◆ **TASK STATEMENT**: Return all entries precisely as they stand, without the images.
## Start SUPPLIED DATA
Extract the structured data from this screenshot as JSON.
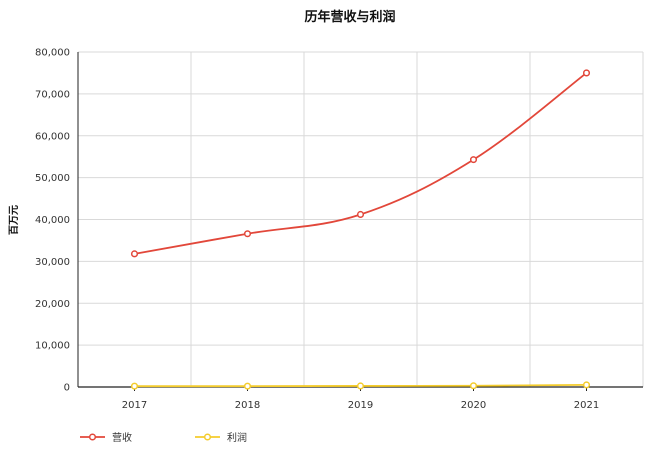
{
  "chart_data": {
    "type": "line",
    "title": "历年营收与利润",
    "ylabel": "百万元",
    "xlabel": "",
    "categories": [
      "2017",
      "2018",
      "2019",
      "2020",
      "2021"
    ],
    "ylim": [
      0,
      80000
    ],
    "yticks": [
      "0",
      "10,000",
      "20,000",
      "30,000",
      "40,000",
      "50,000",
      "60,000",
      "70,000",
      "80,000"
    ],
    "grid": true,
    "legend_position": "bottom-left",
    "series": [
      {
        "name": "营收",
        "color": "#e2473a",
        "values": [
          31800,
          36600,
          41200,
          54300,
          75000
        ]
      },
      {
        "name": "利润",
        "color": "#f4cc2c",
        "values": [
          200,
          200,
          250,
          300,
          500
        ]
      }
    ]
  }
}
## End SUPPLIED DATA
◆ **SOLUTION TO THIS EXERCISE**:
Extract the structured data from this screenshot as JSON.
{
  "chart_data": {
    "type": "line",
    "title": "历年营收与利润",
    "ylabel": "百万元",
    "xlabel": "",
    "categories": [
      "2017",
      "2018",
      "2019",
      "2020",
      "2021"
    ],
    "ylim": [
      0,
      80000
    ],
    "yticks": [
      "0",
      "10,000",
      "20,000",
      "30,000",
      "40,000",
      "50,000",
      "60,000",
      "70,000",
      "80,000"
    ],
    "grid": true,
    "legend_position": "bottom-left",
    "series": [
      {
        "name": "营收",
        "color": "#e2473a",
        "values": [
          31800,
          36600,
          41200,
          54300,
          75000
        ]
      },
      {
        "name": "利润",
        "color": "#f4cc2c",
        "values": [
          200,
          200,
          250,
          300,
          500
        ]
      }
    ]
  }
}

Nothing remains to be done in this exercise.